> _What you are asked to do_: Rewrite every entry below with each occurrence of "Datorii totale" replaced by "Total debt" and everything else unchanged. Leave the pictures out of your answer.

> _Supplied material_:
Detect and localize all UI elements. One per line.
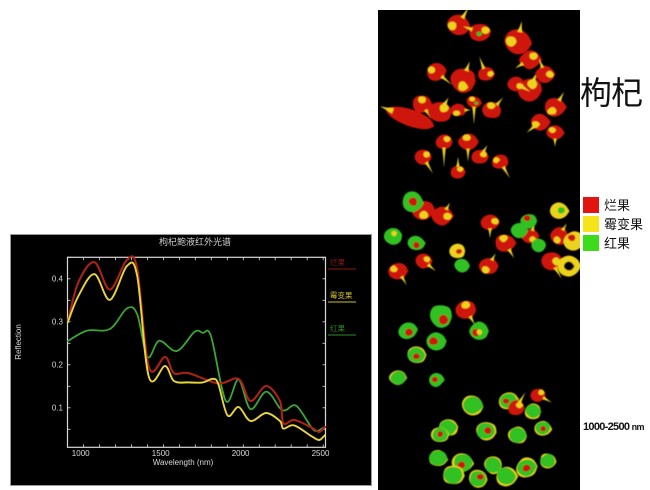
svg-text:Reflection: Reflection <box>14 324 23 360</box>
svg-text:烂果: 烂果 <box>330 257 345 267</box>
svg-text:0.1: 0.1 <box>52 403 64 412</box>
svg-text:Wavelength (nm): Wavelength (nm) <box>153 458 214 467</box>
svg-text:1500: 1500 <box>152 449 170 458</box>
svg-text:2000: 2000 <box>232 449 250 458</box>
svg-text:2500: 2500 <box>312 449 330 458</box>
svg-text:0.4: 0.4 <box>52 275 64 284</box>
svg-text:0.3: 0.3 <box>52 318 64 327</box>
svg-text:枸杞鲍液红外光谱: 枸杞鲍液红外光谱 <box>159 236 231 247</box>
svg-text:霉变果: 霉变果 <box>330 290 353 300</box>
svg-text:1000: 1000 <box>72 449 90 458</box>
svg-text:红果: 红果 <box>330 323 345 333</box>
svg-text:0.2: 0.2 <box>52 360 64 369</box>
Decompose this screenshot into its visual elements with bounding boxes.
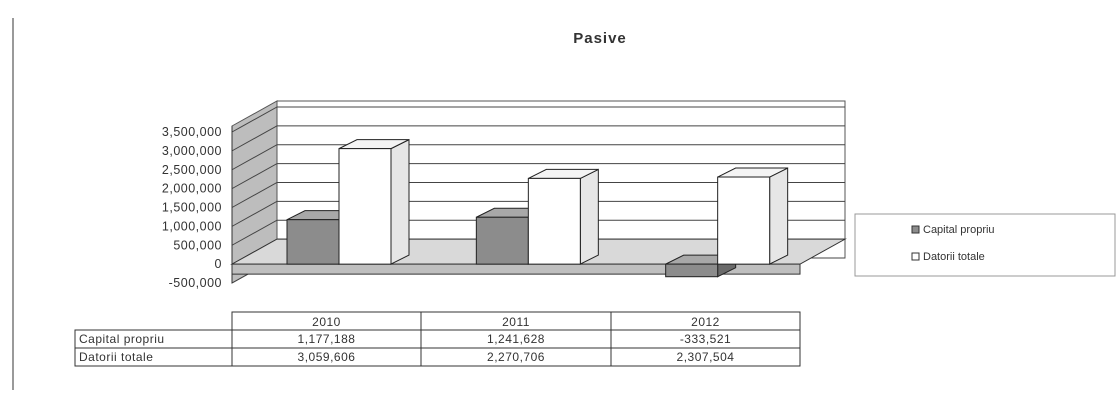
bar-datorii-totale-2011: [527, 177, 581, 265]
bar-side: [390, 138, 410, 265]
table-series-label: Capital propriu: [79, 332, 165, 346]
gridline: [231, 106, 845, 133]
table-cell-value: 1,177,188: [298, 332, 356, 346]
y-tick-label: 3,000,000: [162, 144, 222, 158]
y-tick-label: 1,500,000: [162, 201, 222, 215]
y-tick-label: 2,000,000: [162, 182, 222, 196]
table-cell-value: 2,307,504: [677, 350, 735, 364]
table-cell-value: 3,059,606: [298, 350, 356, 364]
x-tick-label: 2011: [502, 315, 530, 329]
legend-box: [854, 213, 1116, 277]
bar-side: [769, 167, 789, 265]
y-axis: 3,500,000 3,000,000 2,500,000 2,000,000 1,50…: [162, 125, 233, 290]
y-tick-label: 1,000,000: [162, 219, 222, 233]
x-tick-label: 2010: [312, 315, 341, 329]
legend-label: Capital propriu: [923, 224, 995, 236]
table-cell-value: 2,270,706: [487, 350, 545, 364]
y-tick-label: -500,000: [169, 276, 222, 290]
chart-bars: [286, 138, 789, 278]
data-table: 2010 2011 2012 Capital propriu 1,177,188 1,24…: [74, 311, 801, 367]
table-series-label: Datorii totale: [79, 350, 153, 364]
gridline: [231, 144, 845, 171]
x-tick-label: 2012: [691, 315, 720, 329]
gridline: [231, 219, 845, 246]
y-tick-label: 3,500,000: [162, 125, 222, 139]
legend-swatch: [911, 225, 920, 234]
chart-legend: Capital propriu Datorii totale: [854, 213, 1116, 277]
bar-capital-propriu-2012: [665, 263, 719, 278]
bar-datorii-totale-2012: [717, 176, 771, 265]
gridline: [231, 182, 845, 208]
chart-gridlines: [231, 106, 845, 284]
gridline: [231, 200, 845, 227]
bar-datorii-totale-2010: [338, 148, 392, 265]
chart-title: Pasive: [573, 30, 627, 47]
gridline: [231, 163, 845, 190]
y-tick-label: 500,000: [173, 238, 222, 252]
y-tick-label: 0: [215, 257, 222, 271]
table-cell-value: -333,521: [680, 332, 731, 346]
bar-side: [579, 168, 599, 265]
legend-label: Datorii totale: [923, 251, 985, 263]
page-edge-line: [12, 18, 14, 390]
y-tick-label: 2,500,000: [162, 163, 222, 177]
bar-capital-propriu-2011: [475, 216, 529, 265]
gridline: [231, 125, 845, 152]
table-row: [74, 347, 801, 367]
bar-capital-propriu-2010: [286, 219, 340, 265]
legend-swatch: [911, 252, 920, 261]
table-cell-value: 1,241,628: [487, 332, 545, 346]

> _Worked answer_:
Detect and localize all UI elements. One per line.
svg-text:Reflection: Reflection <box>14 324 23 360</box>
svg-text:烂果: 烂果 <box>330 257 345 267</box>
svg-text:0.1: 0.1 <box>52 403 64 412</box>
svg-text:Wavelength (nm): Wavelength (nm) <box>153 458 214 467</box>
svg-text:1500: 1500 <box>152 449 170 458</box>
svg-text:2000: 2000 <box>232 449 250 458</box>
svg-text:2500: 2500 <box>312 449 330 458</box>
svg-text:0.4: 0.4 <box>52 275 64 284</box>
svg-text:0.3: 0.3 <box>52 318 64 327</box>
svg-text:枸杞鲍液红外光谱: 枸杞鲍液红外光谱 <box>159 236 231 247</box>
svg-text:霉变果: 霉变果 <box>330 290 353 300</box>
svg-text:1000: 1000 <box>72 449 90 458</box>
svg-text:红果: 红果 <box>330 323 345 333</box>
svg-text:0.2: 0.2 <box>52 360 64 369</box>
Decompose this screenshot into its visual elements with bounding boxes.
bar-datorii-totale-2011: [527, 177, 581, 265]
bar-side: [390, 138, 410, 265]
table-series-label: Capital propriu: [79, 332, 165, 346]
gridline: [231, 106, 845, 133]
table-cell-value: 1,177,188: [298, 332, 356, 346]
y-tick-label: 3,000,000: [162, 144, 222, 158]
y-tick-label: 1,500,000: [162, 201, 222, 215]
y-tick-label: 2,000,000: [162, 182, 222, 196]
table-cell-value: 2,307,504: [677, 350, 735, 364]
table-cell-value: 3,059,606: [298, 350, 356, 364]
x-tick-label: 2011: [502, 315, 530, 329]
legend-box: [854, 213, 1116, 277]
bar-side: [769, 167, 789, 265]
y-axis: 3,500,000 3,000,000 2,500,000 2,000,000 1,50…: [162, 125, 233, 290]
y-tick-label: 1,000,000: [162, 219, 222, 233]
x-tick-label: 2010: [312, 315, 341, 329]
legend-label: Capital propriu: [923, 224, 995, 236]
table-cell-value: 2,270,706: [487, 350, 545, 364]
y-tick-label: -500,000: [169, 276, 222, 290]
chart-bars: [286, 138, 789, 278]
data-table: 2010 2011 2012 Capital propriu 1,177,188 1,24…: [74, 311, 801, 367]
table-series-label: Total debt: [79, 350, 153, 364]
gridline: [231, 144, 845, 171]
x-tick-label: 2012: [691, 315, 720, 329]
gridline: [231, 219, 845, 246]
y-tick-label: 3,500,000: [162, 125, 222, 139]
legend-swatch: [911, 225, 920, 234]
chart-legend: Capital propriu Total debt: [854, 213, 1116, 277]
bar-capital-propriu-2012: [665, 263, 719, 278]
bar-datorii-totale-2012: [717, 176, 771, 265]
gridline: [231, 182, 845, 208]
chart-gridlines: [231, 106, 845, 284]
gridline: [231, 200, 845, 227]
bar-datorii-totale-2010: [338, 148, 392, 265]
chart-title: Pasive: [573, 30, 627, 47]
gridline: [231, 163, 845, 190]
y-tick-label: 500,000: [173, 238, 222, 252]
y-tick-label: 0: [215, 257, 222, 271]
table-cell-value: -333,521: [680, 332, 731, 346]
bar-side: [579, 168, 599, 265]
legend-label: Total debt: [923, 251, 985, 263]
page-edge-line: [12, 18, 14, 390]
y-tick-label: 2,500,000: [162, 163, 222, 177]
bar-capital-propriu-2011: [475, 216, 529, 265]
gridline: [231, 125, 845, 152]
table-row: [74, 347, 801, 367]
bar-capital-propriu-2010: [286, 219, 340, 265]
legend-swatch: [911, 252, 920, 261]
table-cell-value: 1,241,628: [487, 332, 545, 346]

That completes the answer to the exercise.